▶ Aufgaben:
- a) Bearbeite im Textauszug den Abschnitt, der bei „Marcus Grotian vom" beginnt und mit „Ortskräften zu helfen." endet. Gib ihn wieder und setze „Mittwochabend" an die Stelle von „Dienstagabend".
- b) Übersetze aus dem Textauszug den Satz „Insgesamt seien 8000 Ortskräfte in dem Land gewesen, von denen bisher 1900 gerettet wurden." ins Englische.

▶ Textauszug:
- - -

Bettina Jarasch, Spitzenkandidatin der Grünen für das Abgeordnetenhaus, forderte am Dienstagabend eine „Luftbrücke" nach Afghanistan. Der Bund müsse Menschen auch ohne Visum und ohne vorher bürokratische Fragen zu verhandeln, nach Deutschland holen. „Erst die Flucht. Den Rest klären wir, wenn die Menschen in Sicherheit sind."

Ortskräfte der Bundeswehr weiterhin in Gefahr

Marcus Grotian vom Patenschaftsnetzwerk afghanische Ortskräfte e.V. kritisiert hohe bürokratische Hürden für die Rettung von Ortskräften aus Afghanistan. Insgesamt seien 8000 Ortskräfte in dem Land gewesen, von denen bisher 1900 gerettet wurden.

Grottian sprach am Dienstagabend in der Landesgeschäftsstelle der Grünen von „Sammelablehnungen", weil zum Beispiel Hilfsanträge von ehemaligen Ortskräften ablehnt worden seien und die "politische Definition", wer eine Ortskraft sei, zu eng sei. Was ihm Hoffnung mache sei lediglich, dass Soldatinnen und Soldaten der Kampftruppe der Bundeswehr vor Ort in Afghanistan wären, um Ortskräften zu helfen.

Gortian sagte, er werde nicht vergessen, dass manche Politiker:innen in der Vergangenheit versprachen, "es werde immer geholfen, es sei immer jemand ansprechbar." Dies habe sich jetzt nicht bewahrheitet. Namen und politische Schuldige wollte Grotian nicht nennen.

- - -

▶ Bereitgestelltes Material:
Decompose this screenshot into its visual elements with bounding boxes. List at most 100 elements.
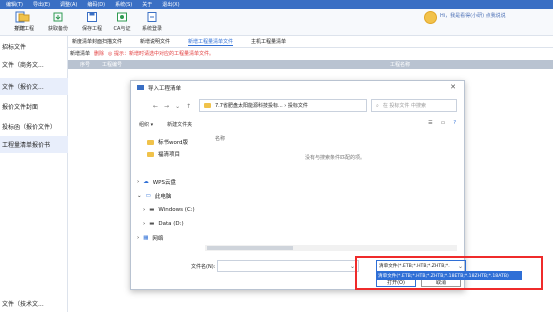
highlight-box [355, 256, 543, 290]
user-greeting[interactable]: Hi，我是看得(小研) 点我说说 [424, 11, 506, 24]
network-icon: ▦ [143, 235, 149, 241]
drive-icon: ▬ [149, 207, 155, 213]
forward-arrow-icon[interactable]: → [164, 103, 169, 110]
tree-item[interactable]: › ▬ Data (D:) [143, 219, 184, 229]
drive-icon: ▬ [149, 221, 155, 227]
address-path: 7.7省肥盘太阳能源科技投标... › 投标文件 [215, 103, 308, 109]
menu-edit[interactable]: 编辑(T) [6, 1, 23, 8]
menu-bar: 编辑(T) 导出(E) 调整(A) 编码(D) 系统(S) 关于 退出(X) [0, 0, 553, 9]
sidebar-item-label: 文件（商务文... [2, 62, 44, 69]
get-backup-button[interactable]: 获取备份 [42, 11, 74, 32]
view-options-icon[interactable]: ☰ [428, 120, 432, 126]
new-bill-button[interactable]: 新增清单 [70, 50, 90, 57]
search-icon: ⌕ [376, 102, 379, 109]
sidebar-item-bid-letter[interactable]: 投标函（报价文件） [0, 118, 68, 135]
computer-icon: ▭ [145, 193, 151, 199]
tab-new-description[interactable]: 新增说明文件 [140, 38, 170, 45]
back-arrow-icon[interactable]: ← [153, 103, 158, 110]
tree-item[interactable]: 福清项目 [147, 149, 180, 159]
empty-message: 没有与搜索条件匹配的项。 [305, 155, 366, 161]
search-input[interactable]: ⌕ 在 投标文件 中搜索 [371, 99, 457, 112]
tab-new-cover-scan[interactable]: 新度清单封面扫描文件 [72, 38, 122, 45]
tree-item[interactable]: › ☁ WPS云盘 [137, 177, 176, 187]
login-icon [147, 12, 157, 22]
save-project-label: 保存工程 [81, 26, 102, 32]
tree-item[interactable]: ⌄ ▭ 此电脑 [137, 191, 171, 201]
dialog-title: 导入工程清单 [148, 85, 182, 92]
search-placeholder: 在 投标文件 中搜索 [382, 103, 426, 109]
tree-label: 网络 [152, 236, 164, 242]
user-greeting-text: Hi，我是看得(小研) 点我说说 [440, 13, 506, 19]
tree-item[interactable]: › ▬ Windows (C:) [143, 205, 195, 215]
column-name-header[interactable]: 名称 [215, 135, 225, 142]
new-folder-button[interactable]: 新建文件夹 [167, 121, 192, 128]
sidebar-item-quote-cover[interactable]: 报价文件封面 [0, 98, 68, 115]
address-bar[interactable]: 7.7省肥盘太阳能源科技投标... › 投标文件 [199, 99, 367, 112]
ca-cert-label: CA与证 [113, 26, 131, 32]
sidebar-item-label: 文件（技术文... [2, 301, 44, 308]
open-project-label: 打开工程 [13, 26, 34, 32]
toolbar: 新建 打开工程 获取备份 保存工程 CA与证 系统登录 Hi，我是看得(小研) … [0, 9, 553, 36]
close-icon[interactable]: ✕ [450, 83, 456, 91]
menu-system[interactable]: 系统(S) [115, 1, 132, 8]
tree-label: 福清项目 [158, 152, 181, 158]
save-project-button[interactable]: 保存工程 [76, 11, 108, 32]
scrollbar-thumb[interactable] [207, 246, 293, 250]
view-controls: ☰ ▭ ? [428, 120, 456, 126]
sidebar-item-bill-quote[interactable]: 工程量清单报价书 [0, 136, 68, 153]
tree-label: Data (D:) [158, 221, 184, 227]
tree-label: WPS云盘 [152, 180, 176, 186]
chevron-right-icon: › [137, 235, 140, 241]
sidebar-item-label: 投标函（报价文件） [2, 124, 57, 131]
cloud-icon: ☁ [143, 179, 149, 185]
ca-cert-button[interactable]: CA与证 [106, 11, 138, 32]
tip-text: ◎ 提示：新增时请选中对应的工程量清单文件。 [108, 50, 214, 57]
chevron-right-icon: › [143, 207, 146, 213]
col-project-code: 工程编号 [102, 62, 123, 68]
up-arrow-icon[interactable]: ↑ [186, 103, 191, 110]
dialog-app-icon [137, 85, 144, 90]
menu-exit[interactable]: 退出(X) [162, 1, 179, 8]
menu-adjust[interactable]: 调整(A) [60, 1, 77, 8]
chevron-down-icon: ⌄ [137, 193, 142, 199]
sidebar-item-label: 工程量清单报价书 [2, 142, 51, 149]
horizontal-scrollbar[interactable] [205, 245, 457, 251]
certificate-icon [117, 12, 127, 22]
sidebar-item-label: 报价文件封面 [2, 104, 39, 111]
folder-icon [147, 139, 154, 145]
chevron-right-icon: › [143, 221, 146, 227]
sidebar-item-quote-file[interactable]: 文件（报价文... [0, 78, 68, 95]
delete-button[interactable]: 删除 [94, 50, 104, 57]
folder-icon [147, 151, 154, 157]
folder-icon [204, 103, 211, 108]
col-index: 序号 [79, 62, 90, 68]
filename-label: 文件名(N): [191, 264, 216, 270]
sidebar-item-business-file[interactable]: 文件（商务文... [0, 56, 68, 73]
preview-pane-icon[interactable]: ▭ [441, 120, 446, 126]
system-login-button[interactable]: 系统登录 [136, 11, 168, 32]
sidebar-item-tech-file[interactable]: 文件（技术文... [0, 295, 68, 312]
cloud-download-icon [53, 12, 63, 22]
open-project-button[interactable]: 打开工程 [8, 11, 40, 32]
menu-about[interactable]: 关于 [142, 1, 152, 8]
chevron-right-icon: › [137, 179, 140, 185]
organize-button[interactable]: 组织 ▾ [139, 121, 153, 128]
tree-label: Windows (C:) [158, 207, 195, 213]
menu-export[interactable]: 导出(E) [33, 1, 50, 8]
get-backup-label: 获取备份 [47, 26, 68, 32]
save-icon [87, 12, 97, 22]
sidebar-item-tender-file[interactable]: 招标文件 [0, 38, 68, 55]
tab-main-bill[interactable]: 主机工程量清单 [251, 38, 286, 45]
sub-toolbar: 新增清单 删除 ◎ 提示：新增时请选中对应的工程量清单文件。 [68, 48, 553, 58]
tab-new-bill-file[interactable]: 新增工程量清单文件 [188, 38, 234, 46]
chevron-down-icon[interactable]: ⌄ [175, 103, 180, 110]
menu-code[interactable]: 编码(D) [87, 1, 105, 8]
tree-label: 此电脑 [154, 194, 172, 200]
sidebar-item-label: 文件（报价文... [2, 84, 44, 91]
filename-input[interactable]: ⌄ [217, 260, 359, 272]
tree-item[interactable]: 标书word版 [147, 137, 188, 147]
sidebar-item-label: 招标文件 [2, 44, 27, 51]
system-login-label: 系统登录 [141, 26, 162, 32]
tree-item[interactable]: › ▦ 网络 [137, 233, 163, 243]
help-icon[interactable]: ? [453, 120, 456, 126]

- - -

▶ Lösungen:
- a)
Marcus Grotian vom Patenschaftsnetzwerk afghanische Ortskräfte e.V. kritisiert hohe bürokratische Hürden für die Rettung von Ortskräften aus Afghanistan. Insgesamt seien 8000 Ortskräfte in dem Land gewesen, von denen bisher 1900 gerettet wurden.

Grottian sprach am Mittwochabend in der Landesgeschäftsstelle der Grünen von „Sammelablehnungen", weil zum Beispiel Hilfsanträge von ehemaligen Ortskräften ablehnt worden seien und die "politische Definition", wer eine Ortskraft sei, zu eng sei. Was ihm Hoffnung mache sei lediglich, dass Soldatinnen und Soldaten der Kampftruppe der Bundeswehr vor Ort in Afghanistan wären, um Ortskräften zu helfen.

- b) There had reportedly been a total of 8,000 local staff in the country, of whom 1,900 had been rescued so far.